-- start Dataset records --

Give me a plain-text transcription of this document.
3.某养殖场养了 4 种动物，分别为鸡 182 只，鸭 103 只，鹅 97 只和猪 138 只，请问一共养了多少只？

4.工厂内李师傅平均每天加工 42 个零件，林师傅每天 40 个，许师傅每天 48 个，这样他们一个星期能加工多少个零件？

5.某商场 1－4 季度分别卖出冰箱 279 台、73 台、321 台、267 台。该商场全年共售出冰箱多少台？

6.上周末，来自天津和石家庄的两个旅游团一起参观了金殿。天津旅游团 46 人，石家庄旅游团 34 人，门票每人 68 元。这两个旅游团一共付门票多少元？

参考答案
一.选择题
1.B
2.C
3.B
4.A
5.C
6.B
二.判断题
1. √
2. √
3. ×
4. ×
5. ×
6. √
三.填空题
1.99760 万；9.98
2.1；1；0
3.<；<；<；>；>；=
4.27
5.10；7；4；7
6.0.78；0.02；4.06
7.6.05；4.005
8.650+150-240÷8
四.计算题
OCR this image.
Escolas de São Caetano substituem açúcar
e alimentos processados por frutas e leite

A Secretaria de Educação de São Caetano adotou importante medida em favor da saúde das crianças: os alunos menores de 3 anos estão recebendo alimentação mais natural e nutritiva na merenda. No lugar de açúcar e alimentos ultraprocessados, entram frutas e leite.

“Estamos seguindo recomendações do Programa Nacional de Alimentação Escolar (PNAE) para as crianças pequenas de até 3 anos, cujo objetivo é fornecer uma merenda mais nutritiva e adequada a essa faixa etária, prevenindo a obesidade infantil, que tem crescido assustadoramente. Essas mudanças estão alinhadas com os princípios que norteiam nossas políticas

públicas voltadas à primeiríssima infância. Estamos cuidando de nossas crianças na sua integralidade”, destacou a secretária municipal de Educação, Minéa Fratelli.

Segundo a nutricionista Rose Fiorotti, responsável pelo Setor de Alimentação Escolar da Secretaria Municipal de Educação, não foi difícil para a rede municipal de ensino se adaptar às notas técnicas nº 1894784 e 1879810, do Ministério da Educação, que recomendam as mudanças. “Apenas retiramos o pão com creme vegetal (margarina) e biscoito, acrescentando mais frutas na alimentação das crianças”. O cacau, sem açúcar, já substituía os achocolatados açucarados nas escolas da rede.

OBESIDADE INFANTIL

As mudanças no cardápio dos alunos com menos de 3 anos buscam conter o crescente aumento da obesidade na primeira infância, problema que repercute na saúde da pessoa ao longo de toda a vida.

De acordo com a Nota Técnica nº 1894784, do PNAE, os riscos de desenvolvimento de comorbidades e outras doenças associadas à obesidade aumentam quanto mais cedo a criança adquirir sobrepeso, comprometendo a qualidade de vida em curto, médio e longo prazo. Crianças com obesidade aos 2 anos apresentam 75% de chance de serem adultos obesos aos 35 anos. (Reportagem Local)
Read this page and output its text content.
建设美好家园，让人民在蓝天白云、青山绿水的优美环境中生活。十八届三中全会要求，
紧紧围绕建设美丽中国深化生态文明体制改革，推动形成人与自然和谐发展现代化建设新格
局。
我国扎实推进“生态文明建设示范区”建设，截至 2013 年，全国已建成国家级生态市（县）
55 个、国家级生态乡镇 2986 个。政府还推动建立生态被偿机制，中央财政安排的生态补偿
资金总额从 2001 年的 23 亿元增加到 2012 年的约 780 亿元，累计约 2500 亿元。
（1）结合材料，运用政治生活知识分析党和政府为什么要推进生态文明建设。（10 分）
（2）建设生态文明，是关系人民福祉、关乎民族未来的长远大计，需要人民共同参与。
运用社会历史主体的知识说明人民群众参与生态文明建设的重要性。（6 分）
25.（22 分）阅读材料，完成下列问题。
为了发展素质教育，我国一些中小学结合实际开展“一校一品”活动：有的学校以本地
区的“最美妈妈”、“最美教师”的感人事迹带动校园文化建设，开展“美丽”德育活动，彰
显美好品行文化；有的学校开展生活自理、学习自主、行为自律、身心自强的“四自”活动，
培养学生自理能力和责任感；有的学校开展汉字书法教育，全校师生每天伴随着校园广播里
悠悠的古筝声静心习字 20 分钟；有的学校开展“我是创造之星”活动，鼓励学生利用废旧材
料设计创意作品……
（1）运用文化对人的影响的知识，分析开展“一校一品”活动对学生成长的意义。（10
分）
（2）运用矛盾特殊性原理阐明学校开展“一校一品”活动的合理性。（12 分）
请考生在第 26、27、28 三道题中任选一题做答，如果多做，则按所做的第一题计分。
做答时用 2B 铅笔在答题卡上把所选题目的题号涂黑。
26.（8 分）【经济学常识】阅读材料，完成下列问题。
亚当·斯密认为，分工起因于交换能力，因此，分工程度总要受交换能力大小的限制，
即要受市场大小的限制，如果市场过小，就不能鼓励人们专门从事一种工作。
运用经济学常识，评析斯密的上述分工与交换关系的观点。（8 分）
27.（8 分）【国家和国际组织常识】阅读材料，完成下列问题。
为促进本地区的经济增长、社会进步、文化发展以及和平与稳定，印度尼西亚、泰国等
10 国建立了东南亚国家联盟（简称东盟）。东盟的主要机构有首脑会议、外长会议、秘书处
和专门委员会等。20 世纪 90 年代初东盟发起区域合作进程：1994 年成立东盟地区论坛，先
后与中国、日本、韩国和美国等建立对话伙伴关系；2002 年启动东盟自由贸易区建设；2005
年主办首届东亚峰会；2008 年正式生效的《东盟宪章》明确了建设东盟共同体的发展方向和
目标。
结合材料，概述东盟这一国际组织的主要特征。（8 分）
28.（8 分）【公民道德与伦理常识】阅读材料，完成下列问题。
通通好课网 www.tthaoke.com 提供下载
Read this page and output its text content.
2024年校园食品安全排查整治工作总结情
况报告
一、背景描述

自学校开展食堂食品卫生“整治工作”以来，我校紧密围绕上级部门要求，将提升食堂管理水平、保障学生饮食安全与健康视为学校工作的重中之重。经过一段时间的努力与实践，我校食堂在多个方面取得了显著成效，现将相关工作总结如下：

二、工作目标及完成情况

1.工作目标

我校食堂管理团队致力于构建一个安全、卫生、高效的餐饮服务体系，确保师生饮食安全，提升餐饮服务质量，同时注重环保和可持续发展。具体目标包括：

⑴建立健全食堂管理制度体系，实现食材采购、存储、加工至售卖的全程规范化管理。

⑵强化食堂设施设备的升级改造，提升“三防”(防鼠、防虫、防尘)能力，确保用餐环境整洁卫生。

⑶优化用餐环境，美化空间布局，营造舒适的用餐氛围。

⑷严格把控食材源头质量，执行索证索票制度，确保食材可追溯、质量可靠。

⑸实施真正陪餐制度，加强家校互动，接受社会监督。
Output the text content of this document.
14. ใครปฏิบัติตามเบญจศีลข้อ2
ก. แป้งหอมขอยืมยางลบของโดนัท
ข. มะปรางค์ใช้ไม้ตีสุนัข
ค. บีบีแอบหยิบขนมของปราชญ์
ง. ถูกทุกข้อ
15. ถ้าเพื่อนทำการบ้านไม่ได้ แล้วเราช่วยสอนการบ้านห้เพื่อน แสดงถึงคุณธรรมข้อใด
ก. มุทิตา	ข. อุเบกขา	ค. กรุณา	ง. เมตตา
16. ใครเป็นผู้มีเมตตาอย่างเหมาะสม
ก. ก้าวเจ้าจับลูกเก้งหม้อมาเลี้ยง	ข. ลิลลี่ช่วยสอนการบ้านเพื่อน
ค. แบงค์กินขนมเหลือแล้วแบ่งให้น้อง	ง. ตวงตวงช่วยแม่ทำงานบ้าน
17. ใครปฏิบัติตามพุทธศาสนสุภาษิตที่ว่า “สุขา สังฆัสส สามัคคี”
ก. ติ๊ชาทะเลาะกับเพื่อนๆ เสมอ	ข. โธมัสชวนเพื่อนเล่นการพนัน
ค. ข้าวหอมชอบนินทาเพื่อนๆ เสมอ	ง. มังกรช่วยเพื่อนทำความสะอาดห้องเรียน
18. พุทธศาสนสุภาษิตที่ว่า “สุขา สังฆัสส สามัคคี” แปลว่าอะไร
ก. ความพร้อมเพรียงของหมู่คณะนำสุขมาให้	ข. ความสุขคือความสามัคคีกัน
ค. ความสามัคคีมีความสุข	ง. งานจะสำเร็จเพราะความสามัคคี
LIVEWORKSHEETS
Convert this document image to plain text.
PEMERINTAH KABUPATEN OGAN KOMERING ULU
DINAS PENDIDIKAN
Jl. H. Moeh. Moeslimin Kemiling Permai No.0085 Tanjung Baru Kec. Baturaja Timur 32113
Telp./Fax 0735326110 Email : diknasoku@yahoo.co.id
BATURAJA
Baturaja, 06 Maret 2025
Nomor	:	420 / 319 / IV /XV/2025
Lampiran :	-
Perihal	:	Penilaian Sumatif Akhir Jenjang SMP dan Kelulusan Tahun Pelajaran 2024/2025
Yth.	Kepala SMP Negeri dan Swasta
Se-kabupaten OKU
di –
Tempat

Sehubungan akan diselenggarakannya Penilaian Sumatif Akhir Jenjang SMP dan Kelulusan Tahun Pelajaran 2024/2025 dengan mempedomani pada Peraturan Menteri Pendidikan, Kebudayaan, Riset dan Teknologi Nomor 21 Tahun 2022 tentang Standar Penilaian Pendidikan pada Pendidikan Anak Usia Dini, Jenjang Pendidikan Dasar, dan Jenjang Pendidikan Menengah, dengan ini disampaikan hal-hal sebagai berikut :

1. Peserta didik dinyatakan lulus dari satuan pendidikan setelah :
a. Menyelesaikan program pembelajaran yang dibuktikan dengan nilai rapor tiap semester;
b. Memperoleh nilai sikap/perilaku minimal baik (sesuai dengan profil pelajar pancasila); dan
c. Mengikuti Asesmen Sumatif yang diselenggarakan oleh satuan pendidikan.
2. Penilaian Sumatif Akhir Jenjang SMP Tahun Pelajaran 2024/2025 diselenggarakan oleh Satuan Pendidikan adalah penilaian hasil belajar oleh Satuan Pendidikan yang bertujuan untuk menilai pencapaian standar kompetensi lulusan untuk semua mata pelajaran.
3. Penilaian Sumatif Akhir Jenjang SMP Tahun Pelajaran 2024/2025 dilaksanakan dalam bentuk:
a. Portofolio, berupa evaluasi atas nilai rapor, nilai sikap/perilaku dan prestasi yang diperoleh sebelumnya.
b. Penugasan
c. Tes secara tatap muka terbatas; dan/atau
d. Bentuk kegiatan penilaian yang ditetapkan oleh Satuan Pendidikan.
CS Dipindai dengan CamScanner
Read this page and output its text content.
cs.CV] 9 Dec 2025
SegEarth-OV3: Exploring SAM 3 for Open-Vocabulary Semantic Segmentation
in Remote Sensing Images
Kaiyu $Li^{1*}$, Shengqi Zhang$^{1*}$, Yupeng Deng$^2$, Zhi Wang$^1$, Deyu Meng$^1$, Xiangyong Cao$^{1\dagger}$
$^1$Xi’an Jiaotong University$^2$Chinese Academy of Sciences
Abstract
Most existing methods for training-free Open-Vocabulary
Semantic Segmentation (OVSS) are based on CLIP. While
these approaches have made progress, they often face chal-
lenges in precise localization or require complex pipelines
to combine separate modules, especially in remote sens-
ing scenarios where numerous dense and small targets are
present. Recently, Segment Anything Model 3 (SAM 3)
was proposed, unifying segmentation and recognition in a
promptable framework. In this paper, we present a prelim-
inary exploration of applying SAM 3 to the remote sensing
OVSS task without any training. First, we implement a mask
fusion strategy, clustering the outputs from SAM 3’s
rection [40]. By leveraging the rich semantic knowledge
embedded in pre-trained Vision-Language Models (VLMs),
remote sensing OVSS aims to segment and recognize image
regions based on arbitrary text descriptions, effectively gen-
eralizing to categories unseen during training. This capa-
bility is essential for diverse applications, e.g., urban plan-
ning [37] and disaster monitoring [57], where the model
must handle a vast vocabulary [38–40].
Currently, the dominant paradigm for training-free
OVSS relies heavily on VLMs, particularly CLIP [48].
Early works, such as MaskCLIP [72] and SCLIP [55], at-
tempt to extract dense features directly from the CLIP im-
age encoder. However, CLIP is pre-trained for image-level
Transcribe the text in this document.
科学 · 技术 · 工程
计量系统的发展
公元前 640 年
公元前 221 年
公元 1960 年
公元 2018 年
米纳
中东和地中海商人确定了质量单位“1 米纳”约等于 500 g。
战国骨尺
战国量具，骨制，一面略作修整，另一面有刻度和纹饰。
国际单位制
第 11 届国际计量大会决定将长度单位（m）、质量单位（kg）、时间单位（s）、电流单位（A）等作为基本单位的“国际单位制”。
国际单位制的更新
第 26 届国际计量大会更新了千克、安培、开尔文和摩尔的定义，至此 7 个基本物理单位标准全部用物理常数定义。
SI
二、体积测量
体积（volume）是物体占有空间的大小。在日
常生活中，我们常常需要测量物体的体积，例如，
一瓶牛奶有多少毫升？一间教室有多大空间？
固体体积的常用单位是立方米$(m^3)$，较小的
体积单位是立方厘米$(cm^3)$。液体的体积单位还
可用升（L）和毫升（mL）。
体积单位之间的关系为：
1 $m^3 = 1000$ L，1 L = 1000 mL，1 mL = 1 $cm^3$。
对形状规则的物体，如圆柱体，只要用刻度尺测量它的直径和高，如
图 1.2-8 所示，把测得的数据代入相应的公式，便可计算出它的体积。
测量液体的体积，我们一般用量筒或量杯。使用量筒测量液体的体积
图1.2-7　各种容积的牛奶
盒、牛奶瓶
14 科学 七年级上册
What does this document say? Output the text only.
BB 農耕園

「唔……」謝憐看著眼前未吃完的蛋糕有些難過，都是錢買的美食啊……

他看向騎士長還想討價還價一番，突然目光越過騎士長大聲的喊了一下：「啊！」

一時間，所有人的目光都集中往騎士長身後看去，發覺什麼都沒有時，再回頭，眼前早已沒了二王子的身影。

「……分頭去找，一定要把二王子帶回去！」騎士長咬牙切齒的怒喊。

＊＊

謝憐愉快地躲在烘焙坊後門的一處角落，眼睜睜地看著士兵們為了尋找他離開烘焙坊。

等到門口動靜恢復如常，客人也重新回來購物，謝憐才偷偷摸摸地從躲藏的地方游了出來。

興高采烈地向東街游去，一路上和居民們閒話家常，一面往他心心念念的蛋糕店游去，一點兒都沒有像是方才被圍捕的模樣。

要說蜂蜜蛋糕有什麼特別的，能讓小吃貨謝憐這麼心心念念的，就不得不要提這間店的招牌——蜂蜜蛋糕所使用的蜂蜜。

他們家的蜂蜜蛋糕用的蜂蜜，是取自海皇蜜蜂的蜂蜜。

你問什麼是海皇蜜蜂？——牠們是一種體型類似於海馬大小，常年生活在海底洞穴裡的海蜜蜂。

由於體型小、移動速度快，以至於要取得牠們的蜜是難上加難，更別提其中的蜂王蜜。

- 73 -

-- end Dataset records --

Copy out every line of the listing that contains the string "เสมอ".

ก. ติ๊ชาทะเลาะกับเพื่อนๆ เสมอ	ข. โธมัสชวนเพื่อนเล่นการพนัน
ค. ข้าวหอมชอบนินทาเพื่อนๆ เสมอ	ง. มังกรช่วยเพื่อนทำความสะอาดห้องเรียน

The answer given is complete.